▸ OBJECTIVE: Copy every line of the entries that includes the word "true".

▸ ENTRIES:
..............................

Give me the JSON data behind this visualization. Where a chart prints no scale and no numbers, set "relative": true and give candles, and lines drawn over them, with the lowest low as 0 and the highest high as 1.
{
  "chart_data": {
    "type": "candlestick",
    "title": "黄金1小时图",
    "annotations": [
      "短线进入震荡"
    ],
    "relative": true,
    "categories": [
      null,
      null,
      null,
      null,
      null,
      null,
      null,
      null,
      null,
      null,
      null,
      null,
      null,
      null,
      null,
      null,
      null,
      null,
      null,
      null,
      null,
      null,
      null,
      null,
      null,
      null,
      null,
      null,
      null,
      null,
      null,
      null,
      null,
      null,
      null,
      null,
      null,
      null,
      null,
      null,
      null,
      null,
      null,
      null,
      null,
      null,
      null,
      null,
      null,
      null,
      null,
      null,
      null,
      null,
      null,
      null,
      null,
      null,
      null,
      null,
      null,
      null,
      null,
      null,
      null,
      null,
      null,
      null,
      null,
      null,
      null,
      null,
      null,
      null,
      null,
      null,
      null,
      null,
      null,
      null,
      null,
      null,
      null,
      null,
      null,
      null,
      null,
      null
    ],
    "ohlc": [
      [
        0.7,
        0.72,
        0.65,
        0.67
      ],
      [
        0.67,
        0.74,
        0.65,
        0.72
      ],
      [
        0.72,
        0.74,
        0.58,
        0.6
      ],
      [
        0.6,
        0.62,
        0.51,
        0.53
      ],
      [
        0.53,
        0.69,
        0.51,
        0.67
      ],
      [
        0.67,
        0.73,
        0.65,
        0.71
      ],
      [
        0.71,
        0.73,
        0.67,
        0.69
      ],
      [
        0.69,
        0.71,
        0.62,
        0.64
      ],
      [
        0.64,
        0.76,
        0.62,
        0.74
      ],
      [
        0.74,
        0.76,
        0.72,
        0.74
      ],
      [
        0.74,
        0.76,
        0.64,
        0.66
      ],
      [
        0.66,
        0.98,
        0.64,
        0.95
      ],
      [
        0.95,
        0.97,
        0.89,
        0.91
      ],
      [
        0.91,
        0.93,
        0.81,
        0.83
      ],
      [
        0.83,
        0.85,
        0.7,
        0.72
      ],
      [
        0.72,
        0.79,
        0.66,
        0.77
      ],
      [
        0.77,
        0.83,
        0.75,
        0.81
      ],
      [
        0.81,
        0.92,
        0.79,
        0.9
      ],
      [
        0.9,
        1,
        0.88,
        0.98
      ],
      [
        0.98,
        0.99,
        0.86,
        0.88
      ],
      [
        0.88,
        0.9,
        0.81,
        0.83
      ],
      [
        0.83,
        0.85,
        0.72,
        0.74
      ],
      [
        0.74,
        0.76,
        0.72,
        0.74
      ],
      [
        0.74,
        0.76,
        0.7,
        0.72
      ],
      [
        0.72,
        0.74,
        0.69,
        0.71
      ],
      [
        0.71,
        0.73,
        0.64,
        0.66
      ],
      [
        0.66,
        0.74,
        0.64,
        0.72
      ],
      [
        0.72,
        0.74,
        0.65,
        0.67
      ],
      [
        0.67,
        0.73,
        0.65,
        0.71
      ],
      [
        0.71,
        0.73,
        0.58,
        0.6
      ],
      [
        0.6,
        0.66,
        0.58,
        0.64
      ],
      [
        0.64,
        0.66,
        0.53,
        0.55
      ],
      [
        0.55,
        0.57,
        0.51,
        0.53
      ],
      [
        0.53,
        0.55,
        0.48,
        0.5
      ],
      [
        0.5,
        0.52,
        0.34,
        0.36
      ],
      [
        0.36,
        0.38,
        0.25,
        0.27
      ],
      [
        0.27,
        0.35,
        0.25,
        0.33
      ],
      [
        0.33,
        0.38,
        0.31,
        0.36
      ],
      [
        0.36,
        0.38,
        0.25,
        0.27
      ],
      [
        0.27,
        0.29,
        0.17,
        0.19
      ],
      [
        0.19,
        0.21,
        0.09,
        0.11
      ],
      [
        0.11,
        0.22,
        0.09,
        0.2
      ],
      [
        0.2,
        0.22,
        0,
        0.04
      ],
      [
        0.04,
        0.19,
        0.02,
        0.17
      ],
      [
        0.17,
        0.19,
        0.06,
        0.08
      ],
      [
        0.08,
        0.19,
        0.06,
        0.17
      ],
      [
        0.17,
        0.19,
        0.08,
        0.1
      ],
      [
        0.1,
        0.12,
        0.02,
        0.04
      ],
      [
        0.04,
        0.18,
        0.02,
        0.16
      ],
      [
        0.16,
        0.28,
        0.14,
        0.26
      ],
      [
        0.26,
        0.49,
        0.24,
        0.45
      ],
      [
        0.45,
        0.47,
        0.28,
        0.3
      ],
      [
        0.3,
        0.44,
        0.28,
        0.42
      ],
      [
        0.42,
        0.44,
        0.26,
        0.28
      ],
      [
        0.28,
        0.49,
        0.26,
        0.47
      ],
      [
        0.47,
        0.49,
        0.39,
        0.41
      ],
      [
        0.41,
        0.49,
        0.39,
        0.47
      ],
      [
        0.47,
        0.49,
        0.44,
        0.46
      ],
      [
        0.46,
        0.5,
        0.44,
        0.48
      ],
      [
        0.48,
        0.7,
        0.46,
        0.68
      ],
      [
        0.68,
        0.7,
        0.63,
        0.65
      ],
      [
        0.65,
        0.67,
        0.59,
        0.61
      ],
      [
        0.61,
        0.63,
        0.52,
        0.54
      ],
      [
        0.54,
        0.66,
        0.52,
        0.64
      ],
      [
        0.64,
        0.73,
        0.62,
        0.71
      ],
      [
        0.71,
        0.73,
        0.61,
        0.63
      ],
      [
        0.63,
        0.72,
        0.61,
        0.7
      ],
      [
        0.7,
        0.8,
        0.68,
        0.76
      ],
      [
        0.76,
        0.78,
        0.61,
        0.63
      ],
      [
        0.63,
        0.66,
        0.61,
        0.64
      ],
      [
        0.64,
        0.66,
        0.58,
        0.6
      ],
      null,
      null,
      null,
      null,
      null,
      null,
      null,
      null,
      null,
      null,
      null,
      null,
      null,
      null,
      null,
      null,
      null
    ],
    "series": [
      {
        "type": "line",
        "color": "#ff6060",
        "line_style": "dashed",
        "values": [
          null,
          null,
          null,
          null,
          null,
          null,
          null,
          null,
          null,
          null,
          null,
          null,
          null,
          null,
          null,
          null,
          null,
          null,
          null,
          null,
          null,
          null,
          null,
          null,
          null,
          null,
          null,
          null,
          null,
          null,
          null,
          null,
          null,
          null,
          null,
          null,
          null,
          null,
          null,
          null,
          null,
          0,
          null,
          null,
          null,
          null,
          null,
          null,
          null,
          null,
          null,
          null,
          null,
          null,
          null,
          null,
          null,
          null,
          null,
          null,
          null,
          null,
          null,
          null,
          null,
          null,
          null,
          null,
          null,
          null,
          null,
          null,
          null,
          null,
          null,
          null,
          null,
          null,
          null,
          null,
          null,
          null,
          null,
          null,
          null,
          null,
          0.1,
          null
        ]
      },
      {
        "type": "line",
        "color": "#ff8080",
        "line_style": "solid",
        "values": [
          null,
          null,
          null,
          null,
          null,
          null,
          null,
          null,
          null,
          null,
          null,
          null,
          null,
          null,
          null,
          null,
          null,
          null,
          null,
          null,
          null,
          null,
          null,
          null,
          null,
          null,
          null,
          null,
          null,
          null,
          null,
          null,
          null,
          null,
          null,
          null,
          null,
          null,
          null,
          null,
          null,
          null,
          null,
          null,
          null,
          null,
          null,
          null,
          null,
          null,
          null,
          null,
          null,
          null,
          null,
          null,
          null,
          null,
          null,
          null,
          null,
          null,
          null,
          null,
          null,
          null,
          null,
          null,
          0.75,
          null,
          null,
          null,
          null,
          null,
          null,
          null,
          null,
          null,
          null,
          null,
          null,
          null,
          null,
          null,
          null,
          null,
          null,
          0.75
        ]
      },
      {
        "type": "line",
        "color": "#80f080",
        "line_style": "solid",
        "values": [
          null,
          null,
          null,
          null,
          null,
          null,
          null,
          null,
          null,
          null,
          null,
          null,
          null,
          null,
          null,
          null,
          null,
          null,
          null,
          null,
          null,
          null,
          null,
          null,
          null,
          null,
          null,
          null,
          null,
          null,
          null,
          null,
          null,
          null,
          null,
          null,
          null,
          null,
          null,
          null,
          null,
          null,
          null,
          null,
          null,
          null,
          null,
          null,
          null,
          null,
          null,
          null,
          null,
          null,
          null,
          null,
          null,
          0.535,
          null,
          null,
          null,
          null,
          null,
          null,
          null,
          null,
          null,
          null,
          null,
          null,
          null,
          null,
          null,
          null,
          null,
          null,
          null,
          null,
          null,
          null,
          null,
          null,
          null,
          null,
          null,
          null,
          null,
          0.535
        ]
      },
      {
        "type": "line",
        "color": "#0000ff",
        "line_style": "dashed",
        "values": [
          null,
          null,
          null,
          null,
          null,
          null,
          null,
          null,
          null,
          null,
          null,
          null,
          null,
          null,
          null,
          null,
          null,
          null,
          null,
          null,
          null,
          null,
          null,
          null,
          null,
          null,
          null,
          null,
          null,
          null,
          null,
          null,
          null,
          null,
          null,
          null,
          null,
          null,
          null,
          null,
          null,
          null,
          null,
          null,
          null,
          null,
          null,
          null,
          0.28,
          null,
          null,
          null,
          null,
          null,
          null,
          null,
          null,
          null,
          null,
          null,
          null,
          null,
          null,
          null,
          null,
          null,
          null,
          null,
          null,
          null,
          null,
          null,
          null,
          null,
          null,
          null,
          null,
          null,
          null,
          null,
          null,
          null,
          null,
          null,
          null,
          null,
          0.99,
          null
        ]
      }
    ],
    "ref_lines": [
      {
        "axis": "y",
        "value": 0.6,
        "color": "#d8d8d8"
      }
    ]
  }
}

..............................

▸ SOLUTION:
Give me the JSON data behind this visualization. Where a chart prints no scale and no numbers, set "relative": true and give candles, and lines drawn over them, with the lowest low as 0 and the highest high as 1.
    "relative": true,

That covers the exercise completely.